### WHAT YOU HAVE TO DO
Below is a block of records; reproduce all of them exactly and leave out any pictures.

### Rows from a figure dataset
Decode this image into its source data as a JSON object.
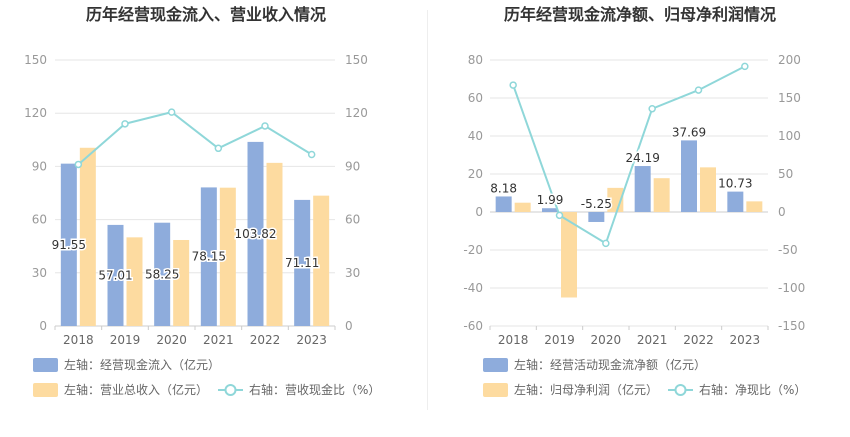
{
  "chart_data": [
    {
      "type": "bar+line",
      "title": "历年经营现金流入、营业收入情况",
      "categories": [
        "2018",
        "2019",
        "2020",
        "2021",
        "2022",
        "2023"
      ],
      "left_axis": {
        "ylim": [
          0,
          150
        ],
        "ticks": [
          "0",
          "30",
          "60",
          "90",
          "120",
          "150"
        ]
      },
      "right_axis": {
        "ylim": [
          0,
          150
        ],
        "ticks": [
          "0",
          "30",
          "60",
          "90",
          "120",
          "150"
        ]
      },
      "series": [
        {
          "name": "左轴：经营现金流入（亿元）",
          "kind": "bar",
          "axis": "left",
          "color": "#8eacdc",
          "values": [
            91.55,
            57.01,
            58.25,
            78.15,
            103.82,
            71.11
          ],
          "labels": [
            "91.55",
            "57.01",
            "58.25",
            "78.15",
            "103.82",
            "71.11"
          ]
        },
        {
          "name": "左轴：营业总收入（亿元）",
          "kind": "bar",
          "axis": "left",
          "color": "#fddba0",
          "values": [
            100.5,
            50.0,
            48.5,
            78.0,
            92.0,
            73.5
          ]
        },
        {
          "name": "右轴：营收现金比（%）",
          "kind": "line",
          "axis": "right",
          "color": "#8fd7d9",
          "values": [
            91.1,
            114.0,
            120.6,
            100.2,
            112.8,
            96.7
          ]
        }
      ]
    },
    {
      "type": "bar+line",
      "title": "历年经营现金流净额、归母净利润情况",
      "categories": [
        "2018",
        "2019",
        "2020",
        "2021",
        "2022",
        "2023"
      ],
      "left_axis": {
        "ylim": [
          -60,
          80
        ],
        "ticks": [
          "-60",
          "-40",
          "-20",
          "0",
          "20",
          "40",
          "60",
          "80"
        ]
      },
      "right_axis": {
        "ylim": [
          -150,
          200
        ],
        "ticks": [
          "-150",
          "-100",
          "-50",
          "0",
          "50",
          "100",
          "150",
          "200"
        ]
      },
      "series": [
        {
          "name": "左轴：经营活动现金流净额（亿元）",
          "kind": "bar",
          "axis": "left",
          "color": "#8eacdc",
          "values": [
            8.18,
            1.99,
            -5.25,
            24.19,
            37.69,
            10.73
          ],
          "labels": [
            "8.18",
            "1.99",
            "-5.25",
            "24.19",
            "37.69",
            "10.73"
          ]
        },
        {
          "name": "左轴：归母净利润（亿元）",
          "kind": "bar",
          "axis": "left",
          "color": "#fddba0",
          "values": [
            4.9,
            -45.0,
            12.7,
            17.8,
            23.5,
            5.6
          ]
        },
        {
          "name": "右轴：净现比（%）",
          "kind": "line",
          "axis": "right",
          "color": "#8fd7d9",
          "values": [
            167.0,
            -4.4,
            -41.3,
            135.9,
            160.4,
            191.6
          ]
        }
      ]
    }
  ]
}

### CORRECT OUTPUT
Decode this image into its source data as a JSON object.
{
  "chart_data": [
    {
      "type": "bar+line",
      "title": "历年经营现金流入、营业收入情况",
      "categories": [
        "2018",
        "2019",
        "2020",
        "2021",
        "2022",
        "2023"
      ],
      "left_axis": {
        "ylim": [
          0,
          150
        ],
        "ticks": [
          "0",
          "30",
          "60",
          "90",
          "120",
          "150"
        ]
      },
      "right_axis": {
        "ylim": [
          0,
          150
        ],
        "ticks": [
          "0",
          "30",
          "60",
          "90",
          "120",
          "150"
        ]
      },
      "series": [
        {
          "name": "左轴：经营现金流入（亿元）",
          "kind": "bar",
          "axis": "left",
          "color": "#8eacdc",
          "values": [
            91.55,
            57.01,
            58.25,
            78.15,
            103.82,
            71.11
          ],
          "labels": [
            "91.55",
            "57.01",
            "58.25",
            "78.15",
            "103.82",
            "71.11"
          ]
        },
        {
          "name": "左轴：营业总收入（亿元）",
          "kind": "bar",
          "axis": "left",
          "color": "#fddba0",
          "values": [
            100.5,
            50.0,
            48.5,
            78.0,
            92.0,
            73.5
          ]
        },
        {
          "name": "右轴：营收现金比（%）",
          "kind": "line",
          "axis": "right",
          "color": "#8fd7d9",
          "values": [
            91.1,
            114.0,
            120.6,
            100.2,
            112.8,
            96.7
          ]
        }
      ]
    },
    {
      "type": "bar+line",
      "title": "历年经营现金流净额、归母净利润情况",
      "categories": [
        "2018",
        "2019",
        "2020",
        "2021",
        "2022",
        "2023"
      ],
      "left_axis": {
        "ylim": [
          -60,
          80
        ],
        "ticks": [
          "-60",
          "-40",
          "-20",
          "0",
          "20",
          "40",
          "60",
          "80"
        ]
      },
      "right_axis": {
        "ylim": [
          -150,
          200
        ],
        "ticks": [
          "-150",
          "-100",
          "-50",
          "0",
          "50",
          "100",
          "150",
          "200"
        ]
      },
      "series": [
        {
          "name": "左轴：经营活动现金流净额（亿元）",
          "kind": "bar",
          "axis": "left",
          "color": "#8eacdc",
          "values": [
            8.18,
            1.99,
            -5.25,
            24.19,
            37.69,
            10.73
          ],
          "labels": [
            "8.18",
            "1.99",
            "-5.25",
            "24.19",
            "37.69",
            "10.73"
          ]
        },
        {
          "name": "左轴：归母净利润（亿元）",
          "kind": "bar",
          "axis": "left",
          "color": "#fddba0",
          "values": [
            4.9,
            -45.0,
            12.7,
            17.8,
            23.5,
            5.6
          ]
        },
        {
          "name": "右轴：净现比（%）",
          "kind": "line",
          "axis": "right",
          "color": "#8fd7d9",
          "values": [
            167.0,
            -4.4,
            -41.3,
            135.9,
            160.4,
            191.6
          ]
        }
      ]
    }
  ]
}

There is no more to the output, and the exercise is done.